▶ Requirement: Give the count of lines in the data that include "środków", with no other words.

**** Material to process ****

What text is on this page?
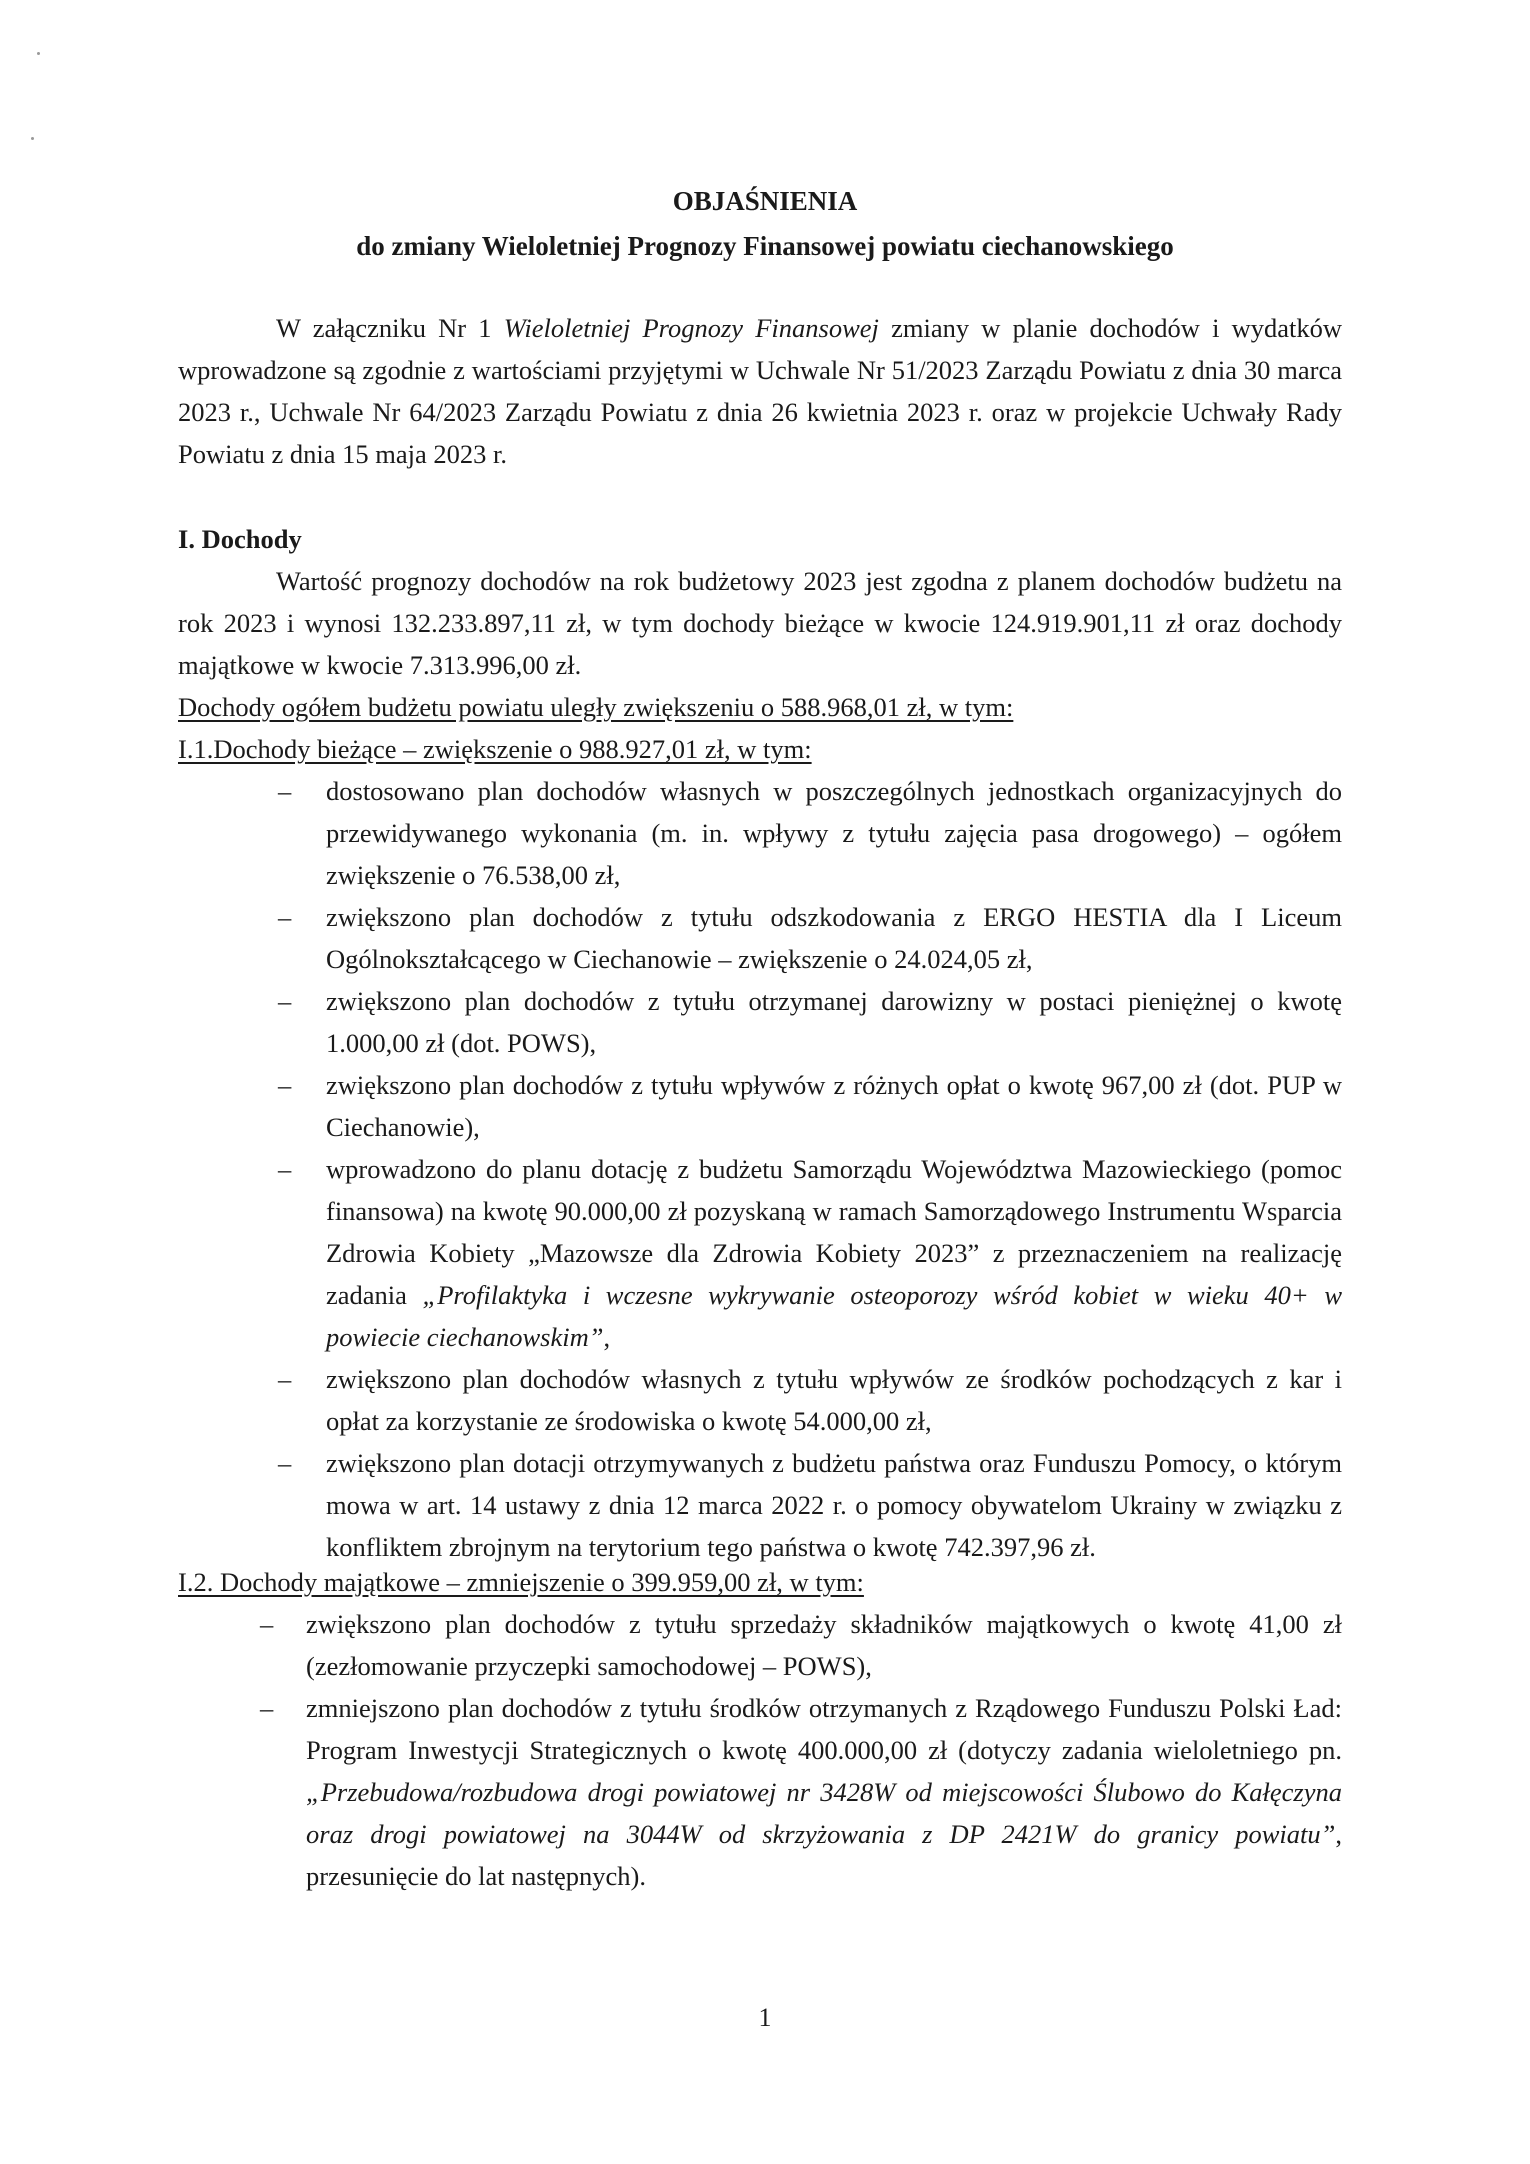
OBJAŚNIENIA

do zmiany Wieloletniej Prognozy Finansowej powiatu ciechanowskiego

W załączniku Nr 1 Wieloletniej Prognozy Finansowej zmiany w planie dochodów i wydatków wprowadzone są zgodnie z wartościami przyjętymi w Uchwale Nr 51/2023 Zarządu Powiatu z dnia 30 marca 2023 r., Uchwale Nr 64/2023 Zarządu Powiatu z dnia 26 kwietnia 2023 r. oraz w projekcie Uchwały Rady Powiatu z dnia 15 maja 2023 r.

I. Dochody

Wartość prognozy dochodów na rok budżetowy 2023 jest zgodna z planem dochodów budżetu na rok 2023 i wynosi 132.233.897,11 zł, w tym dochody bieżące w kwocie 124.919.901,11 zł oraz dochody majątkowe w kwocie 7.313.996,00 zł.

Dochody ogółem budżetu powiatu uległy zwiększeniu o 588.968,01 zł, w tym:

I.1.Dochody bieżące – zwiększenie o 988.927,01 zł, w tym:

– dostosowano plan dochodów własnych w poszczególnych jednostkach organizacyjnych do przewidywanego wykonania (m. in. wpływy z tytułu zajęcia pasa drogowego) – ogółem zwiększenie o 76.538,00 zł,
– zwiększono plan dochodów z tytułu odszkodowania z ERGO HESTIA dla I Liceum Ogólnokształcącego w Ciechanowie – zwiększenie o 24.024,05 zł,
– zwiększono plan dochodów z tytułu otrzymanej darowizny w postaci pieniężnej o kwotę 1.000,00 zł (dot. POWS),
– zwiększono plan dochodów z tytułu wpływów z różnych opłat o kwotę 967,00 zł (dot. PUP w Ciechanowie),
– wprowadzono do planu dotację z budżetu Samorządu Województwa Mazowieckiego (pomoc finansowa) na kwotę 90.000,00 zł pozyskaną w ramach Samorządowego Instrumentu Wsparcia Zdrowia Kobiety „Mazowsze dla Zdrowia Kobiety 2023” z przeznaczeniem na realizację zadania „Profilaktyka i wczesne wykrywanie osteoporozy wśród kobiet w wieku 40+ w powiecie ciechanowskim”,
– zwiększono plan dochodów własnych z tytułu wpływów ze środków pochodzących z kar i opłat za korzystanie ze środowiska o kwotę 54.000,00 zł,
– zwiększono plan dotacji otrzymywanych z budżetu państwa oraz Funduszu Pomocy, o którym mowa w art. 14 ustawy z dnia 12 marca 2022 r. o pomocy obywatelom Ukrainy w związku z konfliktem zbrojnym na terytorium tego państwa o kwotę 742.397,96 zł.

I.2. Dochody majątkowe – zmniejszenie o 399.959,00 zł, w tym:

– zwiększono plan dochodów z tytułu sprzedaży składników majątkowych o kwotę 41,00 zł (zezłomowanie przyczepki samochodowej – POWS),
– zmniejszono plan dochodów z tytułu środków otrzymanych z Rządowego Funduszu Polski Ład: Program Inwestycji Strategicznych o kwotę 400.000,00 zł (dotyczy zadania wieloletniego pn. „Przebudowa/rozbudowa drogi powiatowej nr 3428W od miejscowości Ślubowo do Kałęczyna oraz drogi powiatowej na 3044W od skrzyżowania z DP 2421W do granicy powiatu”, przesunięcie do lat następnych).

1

****
**** Material to process ****

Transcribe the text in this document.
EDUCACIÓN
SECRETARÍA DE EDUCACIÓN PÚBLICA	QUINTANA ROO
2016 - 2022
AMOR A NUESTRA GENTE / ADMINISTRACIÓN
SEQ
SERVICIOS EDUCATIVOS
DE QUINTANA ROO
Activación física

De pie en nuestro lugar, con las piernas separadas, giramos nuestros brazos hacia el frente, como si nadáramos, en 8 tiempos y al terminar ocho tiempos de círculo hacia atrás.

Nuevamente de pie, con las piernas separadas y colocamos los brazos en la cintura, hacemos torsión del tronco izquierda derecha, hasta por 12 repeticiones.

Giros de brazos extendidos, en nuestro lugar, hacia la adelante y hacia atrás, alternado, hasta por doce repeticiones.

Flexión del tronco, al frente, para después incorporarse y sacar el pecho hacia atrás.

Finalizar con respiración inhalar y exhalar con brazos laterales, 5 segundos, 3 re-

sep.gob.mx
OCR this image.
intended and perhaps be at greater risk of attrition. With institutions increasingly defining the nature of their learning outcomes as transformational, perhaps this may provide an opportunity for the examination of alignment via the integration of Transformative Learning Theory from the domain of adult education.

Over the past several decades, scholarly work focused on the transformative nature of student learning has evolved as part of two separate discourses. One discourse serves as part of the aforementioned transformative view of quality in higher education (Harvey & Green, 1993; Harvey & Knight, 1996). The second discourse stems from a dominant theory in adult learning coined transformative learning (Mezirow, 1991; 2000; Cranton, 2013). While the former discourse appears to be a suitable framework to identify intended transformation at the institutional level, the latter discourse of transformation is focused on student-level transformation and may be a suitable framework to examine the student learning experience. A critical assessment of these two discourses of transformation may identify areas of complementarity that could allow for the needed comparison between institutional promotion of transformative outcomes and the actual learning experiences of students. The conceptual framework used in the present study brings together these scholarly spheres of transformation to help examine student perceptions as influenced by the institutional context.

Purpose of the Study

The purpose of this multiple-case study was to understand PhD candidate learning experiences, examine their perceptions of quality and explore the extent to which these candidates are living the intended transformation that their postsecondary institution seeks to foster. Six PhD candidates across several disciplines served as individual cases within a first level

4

****

▶ Answer to this task: 2